__PROBLEM TO SOLVE__. Count every line that holds the string "flow", then give that number alone.
-- Start ENTRIES SHOWN --
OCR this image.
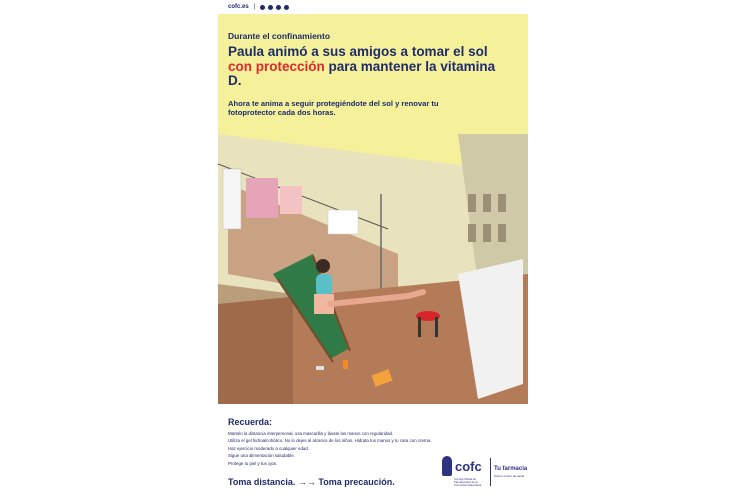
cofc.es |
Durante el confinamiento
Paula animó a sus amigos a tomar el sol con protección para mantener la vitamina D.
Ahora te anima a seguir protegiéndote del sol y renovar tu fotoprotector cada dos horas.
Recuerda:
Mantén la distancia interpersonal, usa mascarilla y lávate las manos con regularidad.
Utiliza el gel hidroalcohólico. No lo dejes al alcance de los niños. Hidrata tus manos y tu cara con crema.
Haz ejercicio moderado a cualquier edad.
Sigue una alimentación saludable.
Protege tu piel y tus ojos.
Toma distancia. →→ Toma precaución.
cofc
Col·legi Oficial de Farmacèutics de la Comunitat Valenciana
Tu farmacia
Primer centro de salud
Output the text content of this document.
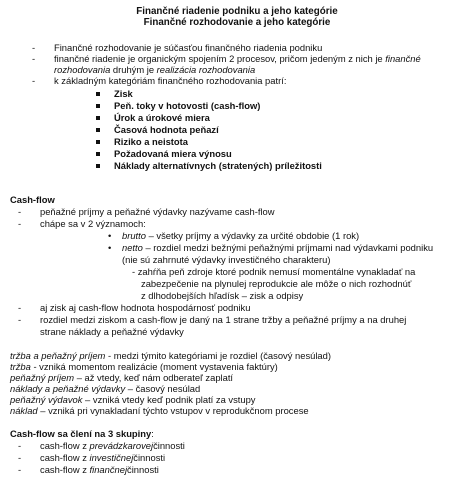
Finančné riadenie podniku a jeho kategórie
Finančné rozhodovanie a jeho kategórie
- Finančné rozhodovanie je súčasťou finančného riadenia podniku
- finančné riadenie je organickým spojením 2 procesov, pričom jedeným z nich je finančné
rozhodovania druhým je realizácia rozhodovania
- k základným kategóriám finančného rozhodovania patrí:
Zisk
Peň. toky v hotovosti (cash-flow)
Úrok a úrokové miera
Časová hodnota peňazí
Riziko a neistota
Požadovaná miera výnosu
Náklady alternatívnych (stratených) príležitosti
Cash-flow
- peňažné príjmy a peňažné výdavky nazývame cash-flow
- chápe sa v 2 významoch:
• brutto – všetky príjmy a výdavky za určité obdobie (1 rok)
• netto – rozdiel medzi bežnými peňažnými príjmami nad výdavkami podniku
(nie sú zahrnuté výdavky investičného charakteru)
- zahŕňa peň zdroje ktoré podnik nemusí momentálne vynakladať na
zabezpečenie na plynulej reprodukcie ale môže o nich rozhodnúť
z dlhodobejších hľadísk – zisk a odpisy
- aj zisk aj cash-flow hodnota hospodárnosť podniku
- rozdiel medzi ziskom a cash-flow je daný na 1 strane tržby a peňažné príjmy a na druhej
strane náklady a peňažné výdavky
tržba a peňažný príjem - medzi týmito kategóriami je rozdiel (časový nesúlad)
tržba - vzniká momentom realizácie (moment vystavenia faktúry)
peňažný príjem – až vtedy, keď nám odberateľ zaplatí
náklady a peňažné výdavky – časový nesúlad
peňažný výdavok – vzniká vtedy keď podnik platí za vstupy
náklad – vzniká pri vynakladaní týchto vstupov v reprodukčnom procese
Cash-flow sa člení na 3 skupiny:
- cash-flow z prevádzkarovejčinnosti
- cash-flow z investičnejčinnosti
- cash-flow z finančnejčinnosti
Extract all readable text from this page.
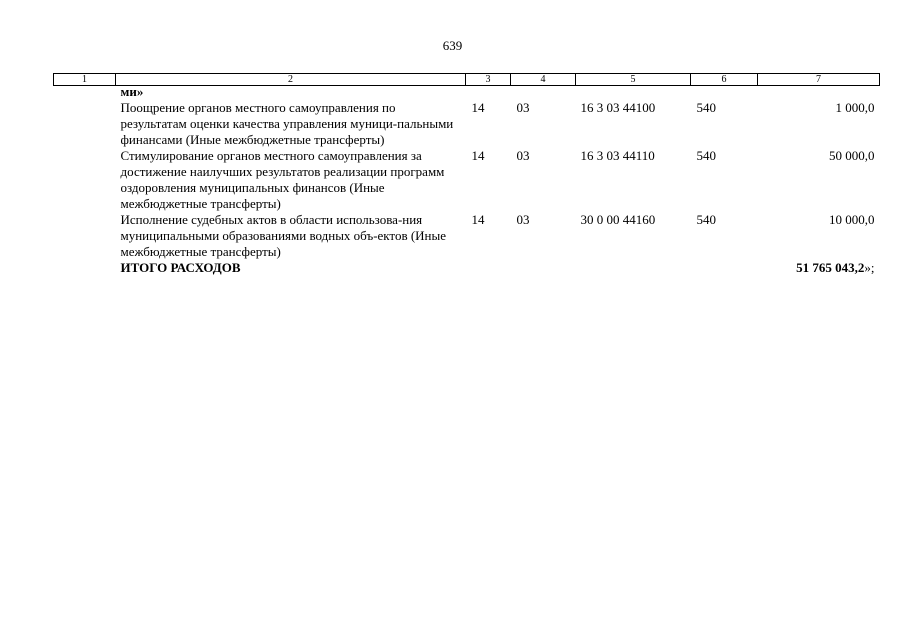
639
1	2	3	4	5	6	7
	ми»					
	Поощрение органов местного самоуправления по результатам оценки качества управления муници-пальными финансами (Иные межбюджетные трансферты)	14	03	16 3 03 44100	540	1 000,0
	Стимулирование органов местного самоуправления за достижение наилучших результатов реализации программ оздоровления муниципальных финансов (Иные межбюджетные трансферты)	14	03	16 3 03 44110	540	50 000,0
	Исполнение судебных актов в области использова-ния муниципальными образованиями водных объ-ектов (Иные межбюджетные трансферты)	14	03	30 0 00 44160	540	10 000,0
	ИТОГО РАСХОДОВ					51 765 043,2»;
-- End ENTRIES SHOWN --
__FULL SOLUTION__. 9